Entries from a data source:
+ + +
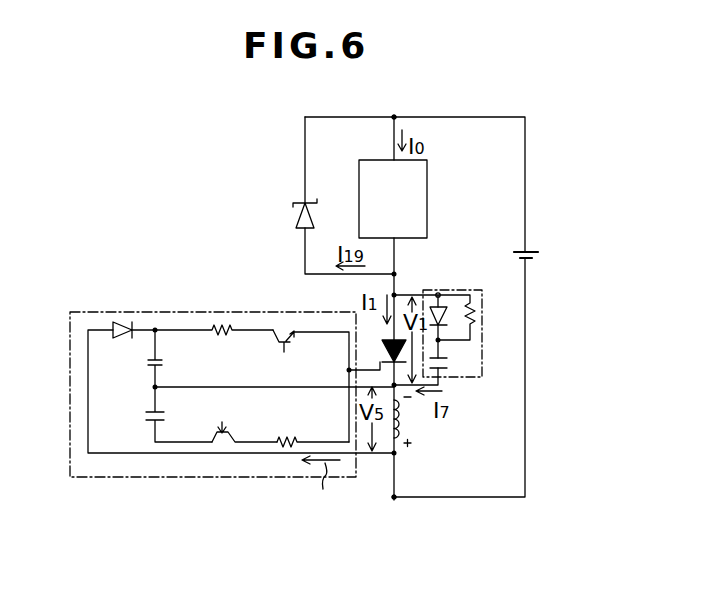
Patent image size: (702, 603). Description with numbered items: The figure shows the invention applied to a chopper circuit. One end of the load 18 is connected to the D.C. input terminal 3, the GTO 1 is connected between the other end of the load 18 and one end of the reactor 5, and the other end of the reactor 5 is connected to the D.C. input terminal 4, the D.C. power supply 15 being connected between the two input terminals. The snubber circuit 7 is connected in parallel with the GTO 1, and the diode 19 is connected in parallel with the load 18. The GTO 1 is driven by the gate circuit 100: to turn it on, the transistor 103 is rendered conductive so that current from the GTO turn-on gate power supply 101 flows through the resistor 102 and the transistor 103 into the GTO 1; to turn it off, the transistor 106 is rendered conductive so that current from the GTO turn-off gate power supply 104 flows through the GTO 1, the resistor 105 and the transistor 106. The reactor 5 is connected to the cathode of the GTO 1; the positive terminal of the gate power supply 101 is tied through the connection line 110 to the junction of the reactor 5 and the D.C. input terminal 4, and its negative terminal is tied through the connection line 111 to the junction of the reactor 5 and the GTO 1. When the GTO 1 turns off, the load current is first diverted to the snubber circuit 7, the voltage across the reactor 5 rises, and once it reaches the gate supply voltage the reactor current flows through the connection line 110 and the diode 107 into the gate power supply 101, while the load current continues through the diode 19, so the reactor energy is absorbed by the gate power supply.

The GTO 1 is at (387, 352).
The D.C. input terminal 3 is at (394, 116).
The D.C. input terminal 4 is at (395, 499).
The reactor 5 is at (401, 421).
The snubber circuit 7 is at (470, 377).
The D.C. power supply 15 is at (513, 252).
The load 18 is at (428, 190).
The diode 19 is at (298, 215).
The gate circuit 100 is at (149, 311).
The GTO turn-on gate power supply 101 is at (164, 362).
The resistor 102 is at (218, 325).
The transistor 103 is at (290, 346).
The GTO turn-off gate power supply 104 is at (165, 416).
The resistor 105 is at (293, 440).
The transistor 106 is at (229, 429).
The diode 107 is at (128, 340).
The connection line 110 is at (105, 453).
The connection line 111 is at (241, 386).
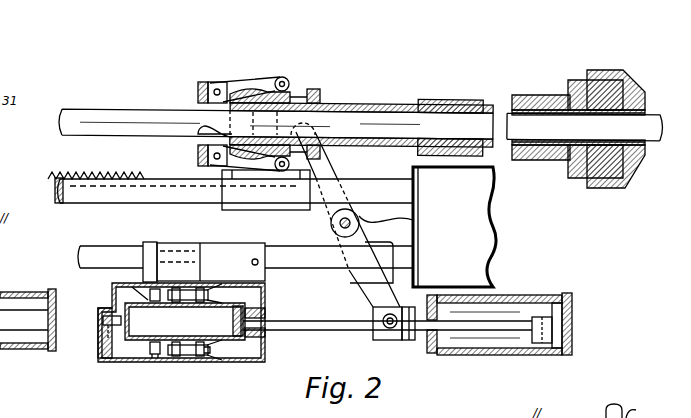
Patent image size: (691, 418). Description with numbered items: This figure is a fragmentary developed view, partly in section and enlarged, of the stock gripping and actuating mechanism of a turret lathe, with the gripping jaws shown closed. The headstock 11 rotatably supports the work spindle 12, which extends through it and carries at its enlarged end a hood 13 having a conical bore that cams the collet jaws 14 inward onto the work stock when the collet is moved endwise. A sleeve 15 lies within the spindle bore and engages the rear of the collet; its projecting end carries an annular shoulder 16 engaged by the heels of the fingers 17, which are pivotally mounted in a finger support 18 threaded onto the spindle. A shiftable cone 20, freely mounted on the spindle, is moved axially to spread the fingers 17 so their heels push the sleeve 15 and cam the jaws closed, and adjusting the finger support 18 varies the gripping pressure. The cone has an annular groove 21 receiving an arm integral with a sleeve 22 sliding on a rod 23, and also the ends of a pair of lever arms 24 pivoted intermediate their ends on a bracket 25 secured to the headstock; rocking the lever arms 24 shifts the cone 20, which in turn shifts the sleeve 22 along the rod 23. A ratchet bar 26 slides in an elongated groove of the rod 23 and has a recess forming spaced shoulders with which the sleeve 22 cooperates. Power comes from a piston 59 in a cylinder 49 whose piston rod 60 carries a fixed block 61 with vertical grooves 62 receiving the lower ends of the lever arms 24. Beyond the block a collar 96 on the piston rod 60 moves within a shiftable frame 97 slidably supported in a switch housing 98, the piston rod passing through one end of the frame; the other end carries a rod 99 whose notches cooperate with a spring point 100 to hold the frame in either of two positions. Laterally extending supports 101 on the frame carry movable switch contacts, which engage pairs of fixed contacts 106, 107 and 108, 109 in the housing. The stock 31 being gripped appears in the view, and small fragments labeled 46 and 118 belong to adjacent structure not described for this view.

The headstock 11 is at (478, 233).
The work spindle 12 is at (456, 100).
The hood 13 is at (628, 82).
The collet jaws 14 is at (650, 110).
The sleeve 15 is at (376, 105).
The annular shoulder 16 is at (210, 128).
The fingers 17 is at (246, 90).
The finger support 18 is at (201, 87).
The shiftable cone 20 is at (293, 94).
The annular groove 21 is at (318, 88).
The sleeve 22 is at (252, 207).
The rod 23 is at (107, 196).
The lever arms 24 is at (372, 282).
The bracket 25 is at (398, 226).
The ratchet bar 26 is at (52, 178).
The bar stock 31 is at (104, 120).
The bolt 46 is at (642, 417).
The cylinder 49 is at (508, 297).
The piston 59 is at (550, 308).
The piston rod 60 is at (485, 332).
The block 61 is at (410, 340).
The vertically arranged grooves 62 is at (382, 340).
The collar 96 is at (232, 342).
The shiftable frame 97 is at (145, 336).
The switch housing 98 is at (147, 350).
The rod 99 is at (102, 320).
The spring point 100 is at (102, 338).
The laterally extending supports 101 is at (185, 290).
The fixed contact 106 is at (153, 278).
The fixed contact 107 is at (219, 280).
The fixed contact 108 is at (155, 360).
The fixed contact 109 is at (203, 352).
The bracket 118 is at (596, 411).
+ + +
Your task: Write out everything from the start of the entries down to the line that contains "The D.C. power supply 15 is at (513, 252).", including that line, and leave the pictures out of your answer.

Result below:
Patent image size: (702, 603). Description with numbered items: The figure shows the invention applied to a chopper circuit. One end of the load 18 is connected to the D.C. input terminal 3, the GTO 1 is connected between the other end of the load 18 and one end of the reactor 5, and the other end of the reactor 5 is connected to the D.C. input terminal 4, the D.C. power supply 15 being connected between the two input terminals. The snubber circuit 7 is connected in parallel with the GTO 1, and the diode 19 is connected in parallel with the load 18. The GTO 1 is driven by the gate circuit 100: to turn it on, the transistor 103 is rendered conductive so that current from the GTO turn-on gate power supply 101 flows through the resistor 102 and the transistor 103 into the GTO 1; to turn it off, the transistor 106 is rendered conductive so that current from the GTO turn-off gate power supply 104 flows through the GTO 1, the resistor 105 and the transistor 106. The reactor 5 is connected to the cathode of the GTO 1; the positive terminal of the gate power supply 101 is tied through the connection line 110 to the junction of the reactor 5 and the D.C. input terminal 4, and its negative terminal is tied through the connection line 111 to the junction of the reactor 5 and the GTO 1. When the GTO 1 turns off, the load current is first diverted to the snubber circuit 7, the voltage across the reactor 5 rises, and once it reaches the gate supply voltage the reactor current flows through the connection line 110 and the diode 107 into the gate power supply 101, while the load current continues through the diode 19, so the reactor energy is absorbed by the gate power supply.

The GTO 1 is at (387, 352).
The D.C. input terminal 3 is at (394, 116).
The D.C. input terminal 4 is at (395, 499).
The reactor 5 is at (401, 421).
The snubber circuit 7 is at (470, 377).
The D.C. power supply 15 is at (513, 252).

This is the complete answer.